● Set task
Rewrite the data from its first line through the line containing "header-retention-rate: Tasa retención", inclusive, with "Convención" changed to "Conferencia" and nothing else altered.
<<<<
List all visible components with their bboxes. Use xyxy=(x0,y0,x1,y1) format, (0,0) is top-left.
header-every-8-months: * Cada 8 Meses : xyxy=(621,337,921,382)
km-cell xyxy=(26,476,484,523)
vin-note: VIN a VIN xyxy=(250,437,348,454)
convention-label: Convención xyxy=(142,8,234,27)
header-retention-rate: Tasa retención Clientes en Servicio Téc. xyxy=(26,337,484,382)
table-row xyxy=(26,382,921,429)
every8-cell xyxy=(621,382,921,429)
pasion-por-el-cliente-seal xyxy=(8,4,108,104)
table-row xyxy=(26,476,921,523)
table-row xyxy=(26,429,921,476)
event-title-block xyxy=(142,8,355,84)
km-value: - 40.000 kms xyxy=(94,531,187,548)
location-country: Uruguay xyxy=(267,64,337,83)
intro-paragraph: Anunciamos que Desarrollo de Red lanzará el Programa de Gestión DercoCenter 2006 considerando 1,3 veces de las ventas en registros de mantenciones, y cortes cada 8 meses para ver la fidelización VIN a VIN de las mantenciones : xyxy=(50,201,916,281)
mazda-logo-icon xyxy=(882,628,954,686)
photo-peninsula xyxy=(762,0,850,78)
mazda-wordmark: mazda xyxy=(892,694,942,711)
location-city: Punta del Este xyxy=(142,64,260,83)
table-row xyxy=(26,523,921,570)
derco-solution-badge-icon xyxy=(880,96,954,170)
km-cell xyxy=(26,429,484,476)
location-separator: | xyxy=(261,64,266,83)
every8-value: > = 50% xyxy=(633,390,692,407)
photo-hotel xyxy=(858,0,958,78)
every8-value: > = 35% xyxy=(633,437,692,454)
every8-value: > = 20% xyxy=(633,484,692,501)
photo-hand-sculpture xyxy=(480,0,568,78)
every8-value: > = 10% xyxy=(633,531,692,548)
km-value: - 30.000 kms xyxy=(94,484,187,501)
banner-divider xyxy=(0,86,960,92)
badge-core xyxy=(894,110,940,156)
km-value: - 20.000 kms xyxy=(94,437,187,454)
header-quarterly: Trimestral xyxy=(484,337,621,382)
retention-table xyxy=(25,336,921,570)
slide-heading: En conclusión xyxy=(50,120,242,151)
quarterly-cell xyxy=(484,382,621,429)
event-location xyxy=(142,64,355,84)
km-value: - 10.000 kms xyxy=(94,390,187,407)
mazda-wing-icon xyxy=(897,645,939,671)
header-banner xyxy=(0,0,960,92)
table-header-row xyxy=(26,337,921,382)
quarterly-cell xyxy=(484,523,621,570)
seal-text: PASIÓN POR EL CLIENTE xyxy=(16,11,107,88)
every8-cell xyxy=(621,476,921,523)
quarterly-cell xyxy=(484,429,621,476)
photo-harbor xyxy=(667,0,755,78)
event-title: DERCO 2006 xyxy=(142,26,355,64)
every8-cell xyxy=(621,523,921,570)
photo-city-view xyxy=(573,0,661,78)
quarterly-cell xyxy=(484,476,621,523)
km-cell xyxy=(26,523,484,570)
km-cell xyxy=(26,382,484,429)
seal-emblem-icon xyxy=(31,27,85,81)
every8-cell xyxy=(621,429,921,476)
>>>>
● Exercise response
List all visible components with their bboxes. Use xyxy=(x0,y0,x1,y1) format, (0,0) is top-left.
header-every-8-months: * Cada 8 Meses : xyxy=(621,337,921,382)
km-cell xyxy=(26,476,484,523)
vin-note: VIN a VIN xyxy=(250,437,348,454)
convention-label: Conferencia xyxy=(142,8,234,27)
header-retention-rate: Tasa retención Clientes en Servicio Téc. xyxy=(26,337,484,382)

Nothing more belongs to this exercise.